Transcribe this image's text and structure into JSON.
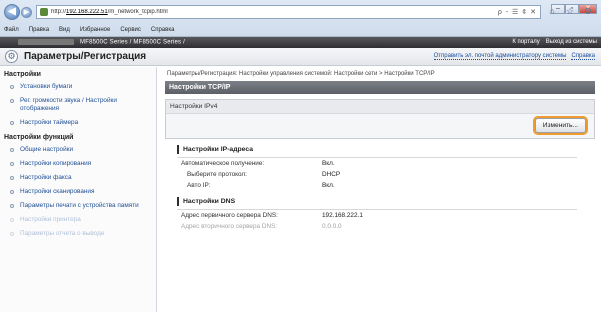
{
  "browser": {
    "url_prefix": "http://",
    "url_host": "192.168.222.51",
    "url_path": "/m_network_tcpip.html",
    "addr_controls": "ρ - ☰ ¢ ✕",
    "menu": [
      "Файл",
      "Правка",
      "Вид",
      "Избранное",
      "Сервис",
      "Справка"
    ]
  },
  "device": {
    "model_text": "MF8500C Series / MF8500C Series /",
    "links": [
      "К порталу",
      "Выход из системы"
    ]
  },
  "titlebar": {
    "title": "Параметры/Регистрация",
    "links": [
      "Отправить эл. почтой администратору системы",
      "Справка"
    ]
  },
  "sidebar": {
    "heading1": "Настройки",
    "items1": [
      "Установки бумаги",
      "Рег. громкости звука / Настройки отображения",
      "Настройки таймера"
    ],
    "heading2": "Настройки функций",
    "items2": [
      "Общие настройки",
      "Настройки копирования",
      "Настройки факса",
      "Настройки сканирования",
      "Параметры печати с устройства памяти",
      "Настройки принтера",
      "Параметры отчета о выводе"
    ]
  },
  "main": {
    "breadcrumb": "Параметры/Регистрация: Настройки управления системой: Настройки сети > Настройки TCP/IP",
    "panel_title": "Настройки TCP/IP",
    "subpanel_title": "Настройки IPv4",
    "edit_button": "Изменить...",
    "ip_section": {
      "title": "Настройки IP-адреса",
      "rows": [
        {
          "k": "Автоматическое получение:",
          "v": "Вкл."
        },
        {
          "k": "Выберите протокол:",
          "v": "DHCP"
        },
        {
          "k": "Авто IP:",
          "v": "Вкл."
        }
      ]
    },
    "dns_section": {
      "title": "Настройки DNS",
      "rows": [
        {
          "k": "Адрес первичного сервера DNS:",
          "v": "192.168.222.1"
        },
        {
          "k": "Адрес вторичного сервера DNS:",
          "v": "0.0.0.0"
        }
      ]
    }
  }
}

───

Write out again every line above exactly as given; the pictures do not belong in the copy.

**THE SOLUTION:**
Transcribe this image's text and structure into JSON.
{
  "browser": {
    "url_prefix": "http://",
    "url_host": "192.168.222.51",
    "url_path": "/m_network_tcpip.html",
    "addr_controls": "ρ - ☰ ¢ ✕",
    "menu": [
      "Файл",
      "Правка",
      "Вид",
      "Избранное",
      "Сервис",
      "Справка"
    ]
  },
  "device": {
    "model_text": "MF8500C Series / MF8500C Series /",
    "links": [
      "К порталу",
      "Выход из системы"
    ]
  },
  "titlebar": {
    "title": "Параметры/Регистрация",
    "links": [
      "Отправить эл. почтой администратору системы",
      "Справка"
    ]
  },
  "sidebar": {
    "heading1": "Настройки",
    "items1": [
      "Установки бумаги",
      "Рег. громкости звука / Настройки отображения",
      "Настройки таймера"
    ],
    "heading2": "Настройки функций",
    "items2": [
      "Общие настройки",
      "Настройки копирования",
      "Настройки факса",
      "Настройки сканирования",
      "Параметры печати с устройства памяти",
      "Настройки принтера",
      "Параметры отчета о выводе"
    ]
  },
  "main": {
    "breadcrumb": "Параметры/Регистрация: Настройки управления системой: Настройки сети > Настройки TCP/IP",
    "panel_title": "Настройки TCP/IP",
    "subpanel_title": "Настройки IPv4",
    "edit_button": "Изменить...",
    "ip_section": {
      "title": "Настройки IP-адреса",
      "rows": [
        {
          "k": "Автоматическое получение:",
          "v": "Вкл."
        },
        {
          "k": "Выберите протокол:",
          "v": "DHCP"
        },
        {
          "k": "Авто IP:",
          "v": "Вкл."
        }
      ]
    },
    "dns_section": {
      "title": "Настройки DNS",
      "rows": [
        {
          "k": "Адрес первичного сервера DNS:",
          "v": "192.168.222.1"
        },
        {
          "k": "Адрес вторичного сервера DNS:",
          "v": "0.0.0.0"
        }
      ]
    }
  }
}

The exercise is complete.